Each entry needs to be restated exactly as written.

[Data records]
........

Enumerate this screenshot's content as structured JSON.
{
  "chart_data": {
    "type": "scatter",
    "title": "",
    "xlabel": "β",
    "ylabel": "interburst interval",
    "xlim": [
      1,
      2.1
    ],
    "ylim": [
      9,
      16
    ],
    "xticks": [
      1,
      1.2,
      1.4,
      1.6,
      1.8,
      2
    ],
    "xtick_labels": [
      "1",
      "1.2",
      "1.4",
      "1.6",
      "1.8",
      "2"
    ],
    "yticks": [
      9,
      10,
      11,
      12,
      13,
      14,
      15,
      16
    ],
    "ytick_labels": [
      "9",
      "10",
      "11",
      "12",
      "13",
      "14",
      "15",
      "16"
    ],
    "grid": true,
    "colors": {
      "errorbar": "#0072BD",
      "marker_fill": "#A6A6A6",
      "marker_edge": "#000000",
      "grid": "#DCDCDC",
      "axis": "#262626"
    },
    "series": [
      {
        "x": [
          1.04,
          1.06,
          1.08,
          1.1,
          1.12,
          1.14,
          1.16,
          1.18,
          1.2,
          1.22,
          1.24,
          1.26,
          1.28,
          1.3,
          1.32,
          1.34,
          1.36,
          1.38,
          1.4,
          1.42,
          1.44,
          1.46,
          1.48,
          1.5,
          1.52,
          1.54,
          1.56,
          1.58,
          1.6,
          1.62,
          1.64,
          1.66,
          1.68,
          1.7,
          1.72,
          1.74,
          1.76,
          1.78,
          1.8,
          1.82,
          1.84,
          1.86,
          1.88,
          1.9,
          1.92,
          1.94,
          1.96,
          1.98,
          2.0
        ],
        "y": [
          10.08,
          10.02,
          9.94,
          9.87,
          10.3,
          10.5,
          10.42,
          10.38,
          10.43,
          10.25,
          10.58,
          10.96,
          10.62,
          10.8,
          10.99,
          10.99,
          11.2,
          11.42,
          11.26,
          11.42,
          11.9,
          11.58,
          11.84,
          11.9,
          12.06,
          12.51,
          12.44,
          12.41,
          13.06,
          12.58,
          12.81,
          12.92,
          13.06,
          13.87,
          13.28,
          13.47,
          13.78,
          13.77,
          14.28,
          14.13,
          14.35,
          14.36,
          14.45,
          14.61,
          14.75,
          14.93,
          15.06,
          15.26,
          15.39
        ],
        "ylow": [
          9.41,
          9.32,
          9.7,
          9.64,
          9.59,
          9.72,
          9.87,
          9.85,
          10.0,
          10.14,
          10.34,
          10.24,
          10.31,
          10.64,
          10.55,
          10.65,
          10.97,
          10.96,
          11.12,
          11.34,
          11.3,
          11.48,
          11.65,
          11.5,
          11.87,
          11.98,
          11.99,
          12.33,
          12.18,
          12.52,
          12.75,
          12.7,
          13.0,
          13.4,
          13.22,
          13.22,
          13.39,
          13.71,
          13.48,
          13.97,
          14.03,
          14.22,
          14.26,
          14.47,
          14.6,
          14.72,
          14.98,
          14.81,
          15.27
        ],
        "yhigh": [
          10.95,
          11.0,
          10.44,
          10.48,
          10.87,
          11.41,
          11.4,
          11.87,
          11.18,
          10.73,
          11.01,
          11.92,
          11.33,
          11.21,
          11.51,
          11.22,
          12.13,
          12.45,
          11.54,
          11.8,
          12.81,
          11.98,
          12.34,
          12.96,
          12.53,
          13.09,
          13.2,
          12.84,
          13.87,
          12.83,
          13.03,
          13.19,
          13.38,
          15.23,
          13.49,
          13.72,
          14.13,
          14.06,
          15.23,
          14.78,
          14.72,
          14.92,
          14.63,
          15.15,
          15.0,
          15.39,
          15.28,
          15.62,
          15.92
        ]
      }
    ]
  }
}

........

* Response to the task:
Enumerate this screenshot's content as structured JSON.
{
  "chart_data": {
    "type": "scatter",
    "title": "",
    "xlabel": "β",
    "ylabel": "interburst interval",
    "xlim": [
      1,
      2.1
    ],
    "ylim": [
      9,
      16
    ],
    "xticks": [
      1,
      1.2,
      1.4,
      1.6,
      1.8,
      2
    ],
    "xtick_labels": [
      "1",
      "1.2",
      "1.4",
      "1.6",
      "1.8",
      "2"
    ],
    "yticks": [
      9,
      10,
      11,
      12,
      13,
      14,
      15,
      16
    ],
    "ytick_labels": [
      "9",
      "10",
      "11",
      "12",
      "13",
      "14",
      "15",
      "16"
    ],
    "grid": true,
    "colors": {
      "errorbar": "#0072BD",
      "marker_fill": "#A6A6A6",
      "marker_edge": "#000000",
      "grid": "#DCDCDC",
      "axis": "#262626"
    },
    "series": [
      {
        "x": [
          1.04,
          1.06,
          1.08,
          1.1,
          1.12,
          1.14,
          1.16,
          1.18,
          1.2,
          1.22,
          1.24,
          1.26,
          1.28,
          1.3,
          1.32,
          1.34,
          1.36,
          1.38,
          1.4,
          1.42,
          1.44,
          1.46,
          1.48,
          1.5,
          1.52,
          1.54,
          1.56,
          1.58,
          1.6,
          1.62,
          1.64,
          1.66,
          1.68,
          1.7,
          1.72,
          1.74,
          1.76,
          1.78,
          1.8,
          1.82,
          1.84,
          1.86,
          1.88,
          1.9,
          1.92,
          1.94,
          1.96,
          1.98,
          2.0
        ],
        "y": [
          10.08,
          10.02,
          9.94,
          9.87,
          10.3,
          10.5,
          10.42,
          10.38,
          10.43,
          10.25,
          10.58,
          10.96,
          10.62,
          10.8,
          10.99,
          10.99,
          11.2,
          11.42,
          11.26,
          11.42,
          11.9,
          11.58,
          11.84,
          11.9,
          12.06,
          12.51,
          12.44,
          12.41,
          13.06,
          12.58,
          12.81,
          12.92,
          13.06,
          13.87,
          13.28,
          13.47,
          13.78,
          13.77,
          14.28,
          14.13,
          14.35,
          14.36,
          14.45,
          14.61,
          14.75,
          14.93,
          15.06,
          15.26,
          15.39
        ],
        "ylow": [
          9.41,
          9.32,
          9.7,
          9.64,
          9.59,
          9.72,
          9.87,
          9.85,
          10.0,
          10.14,
          10.34,
          10.24,
          10.31,
          10.64,
          10.55,
          10.65,
          10.97,
          10.96,
          11.12,
          11.34,
          11.3,
          11.48,
          11.65,
          11.5,
          11.87,
          11.98,
          11.99,
          12.33,
          12.18,
          12.52,
          12.75,
          12.7,
          13.0,
          13.4,
          13.22,
          13.22,
          13.39,
          13.71,
          13.48,
          13.97,
          14.03,
          14.22,
          14.26,
          14.47,
          14.6,
          14.72,
          14.98,
          14.81,
          15.27
        ],
        "yhigh": [
          10.95,
          11.0,
          10.44,
          10.48,
          10.87,
          11.41,
          11.4,
          11.87,
          11.18,
          10.73,
          11.01,
          11.92,
          11.33,
          11.21,
          11.51,
          11.22,
          12.13,
          12.45,
          11.54,
          11.8,
          12.81,
          11.98,
          12.34,
          12.96,
          12.53,
          13.09,
          13.2,
          12.84,
          13.87,
          12.83,
          13.03,
          13.19,
          13.38,
          15.23,
          13.49,
          13.72,
          14.13,
          14.06,
          15.23,
          14.78,
          14.72,
          14.92,
          14.63,
          15.15,
          15.0,
          15.39,
          15.28,
          15.62,
          15.92
        ]
      }
    ]
  }
}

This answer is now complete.